(Stored data)

------

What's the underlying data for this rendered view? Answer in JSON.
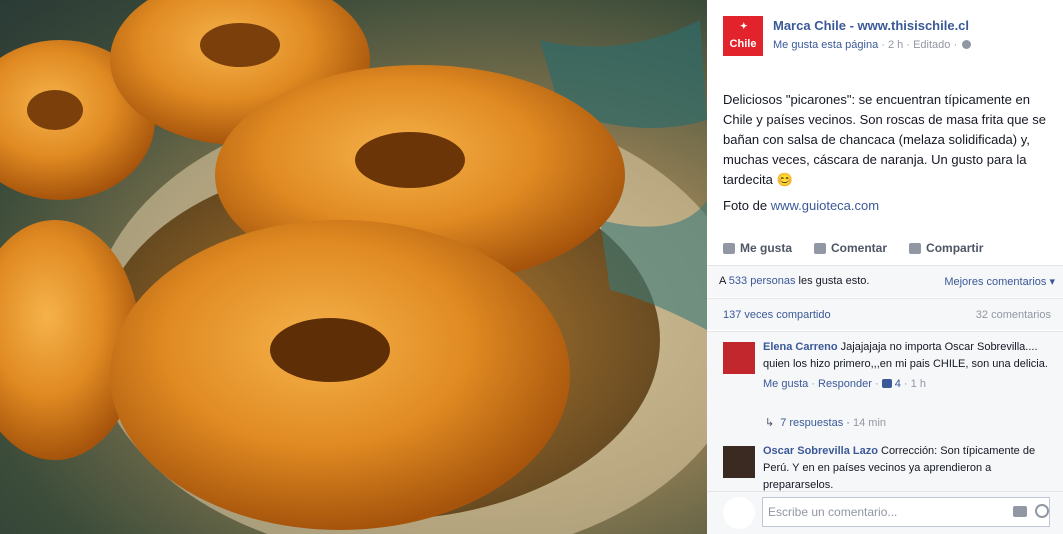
{
  "photo": {
    "alt": "picarones"
  },
  "post": {
    "page_name": "Marca Chile - www.thisischile.cl",
    "logo_text": "Chile",
    "like_page": "Me gusta esta página",
    "time": "2 h",
    "edited": "Editado",
    "text": "Deliciosos \"picarones\": se encuentran típicamente en Chile y países vecinos. Son roscas de masa frita que se bañan con salsa de chancaca (melaza solidificada) y, muchas veces, cáscara de naranja. Un gusto para la tardecita 😊",
    "credit_prefix": "Foto de ",
    "credit_link": "www.guioteca.com"
  },
  "actions": {
    "like": "Me gusta",
    "comment": "Comentar",
    "share": "Compartir"
  },
  "stats": {
    "likes_prefix": "A ",
    "likes_link": "533 personas",
    "likes_suffix": " les gusta esto.",
    "sort": "Mejores comentarios ▾",
    "shares": "137 veces compartido",
    "comments_count": "32 comentarios"
  },
  "comments": [
    {
      "author": "Elena Carreno",
      "text": " Jajajajaja no importa Oscar Sobrevilla.... quien los hizo primero,,,en mi pais CHILE, son una delicia.",
      "like": "Me gusta",
      "reply": "Responder",
      "likes": "4",
      "time": "1 h",
      "replies": "7 respuestas",
      "replies_time": "14 min"
    },
    {
      "author": "Oscar Sobrevilla Lazo",
      "text": " Corrección: Son típicamente de Perú. Y en en países vecinos ya aprendieron a prepararselos."
    }
  ],
  "composer": {
    "placeholder": "Escribe un comentario..."
  }
}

------

> What you will do
Give an exact copy of the material, leaving out every picture.

> Response for this exercise
What's the underlying data for this rendered view? Answer in JSON.
{
  "photo": {
    "alt": "picarones"
  },
  "post": {
    "page_name": "Marca Chile - www.thisischile.cl",
    "logo_text": "Chile",
    "like_page": "Me gusta esta página",
    "time": "2 h",
    "edited": "Editado",
    "text": "Deliciosos \"picarones\": se encuentran típicamente en Chile y países vecinos. Son roscas de masa frita que se bañan con salsa de chancaca (melaza solidificada) y, muchas veces, cáscara de naranja. Un gusto para la tardecita 😊",
    "credit_prefix": "Foto de ",
    "credit_link": "www.guioteca.com"
  },
  "actions": {
    "like": "Me gusta",
    "comment": "Comentar",
    "share": "Compartir"
  },
  "stats": {
    "likes_prefix": "A ",
    "likes_link": "533 personas",
    "likes_suffix": " les gusta esto.",
    "sort": "Mejores comentarios ▾",
    "shares": "137 veces compartido",
    "comments_count": "32 comentarios"
  },
  "comments": [
    {
      "author": "Elena Carreno",
      "text": " Jajajajaja no importa Oscar Sobrevilla.... quien los hizo primero,,,en mi pais CHILE, son una delicia.",
      "like": "Me gusta",
      "reply": "Responder",
      "likes": "4",
      "time": "1 h",
      "replies": "7 respuestas",
      "replies_time": "14 min"
    },
    {
      "author": "Oscar Sobrevilla Lazo",
      "text": " Corrección: Son típicamente de Perú. Y en en países vecinos ya aprendieron a prepararselos."
    }
  ],
  "composer": {
    "placeholder": "Escribe un comentario..."
  }
}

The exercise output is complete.